→ Dataset rows:

________

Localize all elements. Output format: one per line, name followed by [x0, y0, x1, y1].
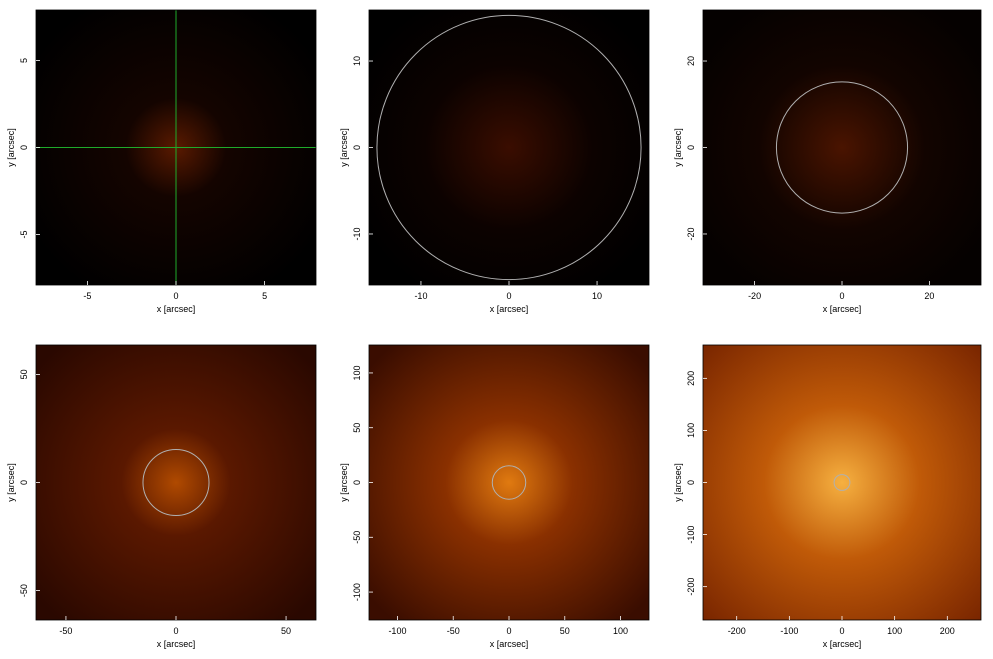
aperture-circle [142, 448, 210, 517]
image [369, 10, 649, 285]
x-axis-label: x [arcsec] [157, 639, 196, 649]
y-tick-label: 0 [686, 480, 696, 485]
image [369, 345, 649, 620]
x-tick-label: -50 [59, 626, 72, 636]
y-tick-label: 200 [686, 371, 696, 386]
y-tick-label: 100 [352, 365, 362, 380]
aperture-circle [833, 474, 851, 491]
x-axis-label: x [arcsec] [823, 304, 862, 314]
y-tick-label: 0 [352, 145, 362, 150]
x-tick-label: -5 [83, 291, 91, 301]
x-tick-label: 0 [839, 626, 844, 636]
y-axis-label: y [arcsec] [339, 128, 349, 167]
image [703, 10, 981, 285]
x-tick-label: -200 [728, 626, 746, 636]
y-tick-label: -200 [686, 578, 696, 596]
y-tick-label: -50 [352, 531, 362, 544]
x-tick-label: 200 [940, 626, 955, 636]
x-tick-label: 100 [613, 626, 628, 636]
y-tick-label: -50 [19, 584, 29, 597]
image [703, 345, 981, 620]
x-tick-label: 0 [506, 291, 511, 301]
aperture-circle [376, 14, 642, 281]
y-tick-label: 0 [19, 145, 29, 150]
x-tick-label: -20 [748, 291, 761, 301]
x-tick-label: 0 [173, 291, 178, 301]
y-tick-label: -100 [352, 583, 362, 601]
x-tick-label: 5 [262, 291, 267, 301]
y-axis-label: y [arcsec] [6, 128, 16, 167]
y-axis-label: y [arcsec] [6, 463, 16, 502]
y-tick-label: -100 [686, 526, 696, 544]
x-axis-label: x [arcsec] [490, 639, 529, 649]
y-tick-label: 0 [352, 480, 362, 485]
x-tick-label: -10 [414, 291, 427, 301]
x-tick-label: -100 [388, 626, 406, 636]
y-axis-label: y [arcsec] [673, 128, 683, 167]
x-axis-label: x [arcsec] [490, 304, 529, 314]
y-tick-label: 5 [19, 58, 29, 63]
aperture-circle [775, 81, 909, 214]
x-tick-label: 50 [560, 626, 570, 636]
x-tick-label: 20 [924, 291, 934, 301]
x-tick-label: 100 [887, 626, 902, 636]
x-tick-label: 0 [173, 626, 178, 636]
x-tick-label: -100 [780, 626, 798, 636]
y-tick-label: 0 [686, 145, 696, 150]
y-tick-label: 0 [19, 480, 29, 485]
x-tick-label: -50 [447, 626, 460, 636]
image [36, 345, 316, 620]
y-axis-label: y [arcsec] [339, 463, 349, 502]
y-tick-label: 20 [686, 56, 696, 66]
x-tick-label: 50 [281, 626, 291, 636]
x-tick-label: 10 [592, 291, 602, 301]
y-tick-label: -10 [352, 227, 362, 240]
x-axis-label: x [arcsec] [823, 639, 862, 649]
y-tick-label: 50 [19, 369, 29, 379]
y-tick-label: -5 [19, 231, 29, 239]
x-tick-label: 0 [839, 291, 844, 301]
y-tick-label: -20 [686, 227, 696, 240]
x-tick-label: 0 [506, 626, 511, 636]
y-tick-label: 100 [686, 423, 696, 438]
aperture-circle [491, 465, 527, 500]
y-tick-label: 10 [352, 56, 362, 66]
y-axis-label: y [arcsec] [673, 463, 683, 502]
y-tick-label: 50 [352, 423, 362, 433]
x-axis-label: x [arcsec] [157, 304, 196, 314]
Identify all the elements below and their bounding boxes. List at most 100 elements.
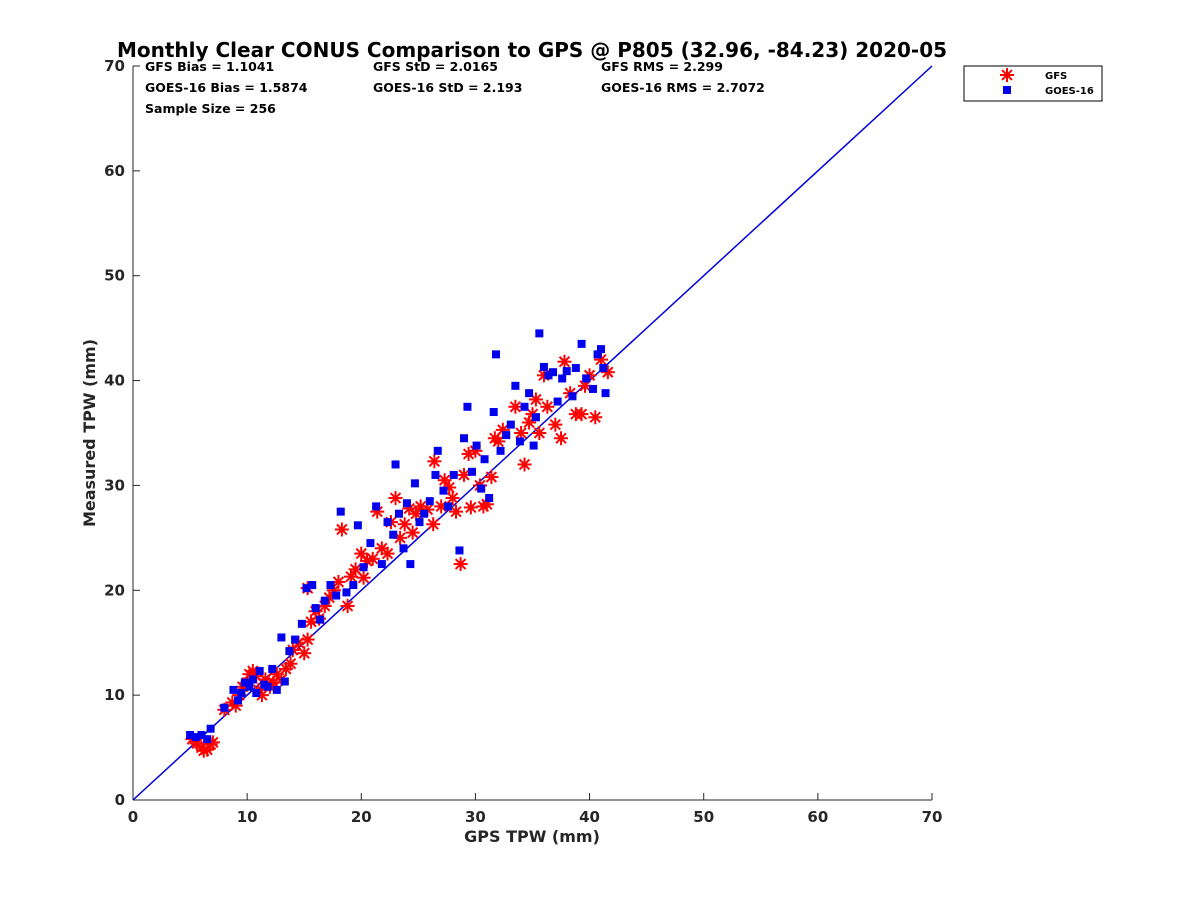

________

→ Given exercise: Reproduce every entry above word for word, line by line, in the same order, leaving out the pictures.

→ Answer for the task:
Localize all elements. Output format: one per line, name followed by [x0, y0, x1, y1].
aperture-circle [142, 448, 210, 517]
image [369, 10, 649, 285]
x-axis-label: x [arcsec] [157, 639, 196, 649]
y-tick-label: 0 [686, 480, 696, 485]
image [369, 345, 649, 620]
x-tick-label: -50 [59, 626, 72, 636]
y-tick-label: 200 [686, 371, 696, 386]
y-tick-label: 100 [352, 365, 362, 380]
aperture-circle [833, 474, 851, 491]
x-axis-label: x [arcsec] [823, 304, 862, 314]
y-tick-label: 0 [352, 145, 362, 150]
x-tick-label: -5 [83, 291, 91, 301]
x-tick-label: 0 [839, 626, 844, 636]
y-axis-label: y [arcsec] [339, 128, 349, 167]
image [703, 10, 981, 285]
x-tick-label: -200 [728, 626, 746, 636]
y-tick-label: -200 [686, 578, 696, 596]
y-tick-label: -50 [352, 531, 362, 544]
x-tick-label: 200 [940, 626, 955, 636]
x-tick-label: 100 [613, 626, 628, 636]
y-tick-label: -50 [19, 584, 29, 597]
image [703, 345, 981, 620]
x-tick-label: 0 [506, 291, 511, 301]
aperture-circle [376, 14, 642, 281]
y-tick-label: 0 [19, 145, 29, 150]
x-tick-label: -20 [748, 291, 761, 301]
x-tick-label: 0 [173, 291, 178, 301]
y-tick-label: -100 [352, 583, 362, 601]
x-tick-label: 5 [262, 291, 267, 301]
y-axis-label: y [arcsec] [6, 128, 16, 167]
y-axis-label: y [arcsec] [6, 463, 16, 502]
y-tick-label: -100 [686, 526, 696, 544]
x-axis-label: x [arcsec] [490, 639, 529, 649]
y-tick-label: 0 [352, 480, 362, 485]
x-tick-label: -10 [414, 291, 427, 301]
x-tick-label: -100 [388, 626, 406, 636]
y-axis-label: y [arcsec] [673, 128, 683, 167]
x-axis-label: x [arcsec] [490, 304, 529, 314]
y-tick-label: 5 [19, 58, 29, 63]
aperture-circle [775, 81, 909, 214]
x-tick-label: 50 [560, 626, 570, 636]
x-tick-label: 20 [924, 291, 934, 301]
x-tick-label: 100 [887, 626, 902, 636]
x-tick-label: 0 [173, 626, 178, 636]
x-tick-label: -100 [780, 626, 798, 636]
y-tick-label: 0 [686, 145, 696, 150]
y-tick-label: 0 [19, 480, 29, 485]
x-tick-label: -50 [447, 626, 460, 636]
image [36, 345, 316, 620]
y-axis-label: y [arcsec] [339, 463, 349, 502]
y-tick-label: 20 [686, 56, 696, 66]
x-tick-label: 50 [281, 626, 291, 636]
x-tick-label: 10 [592, 291, 602, 301]
y-tick-label: -10 [352, 227, 362, 240]
x-axis-label: x [arcsec] [823, 639, 862, 649]
y-tick-label: 50 [19, 369, 29, 379]
y-tick-label: -5 [19, 231, 29, 239]
x-tick-label: 0 [839, 291, 844, 301]
y-tick-label: -20 [686, 227, 696, 240]
x-tick-label: 0 [506, 626, 511, 636]
y-tick-label: 100 [686, 423, 696, 438]
aperture-circle [491, 465, 527, 500]
y-tick-label: 10 [352, 56, 362, 66]
y-axis-label: y [arcsec] [673, 463, 683, 502]
y-tick-label: 50 [352, 423, 362, 433]
x-axis-label: x [arcsec] [157, 304, 196, 314]
Identify all the elements below and their bounding boxes. List at most 100 elements.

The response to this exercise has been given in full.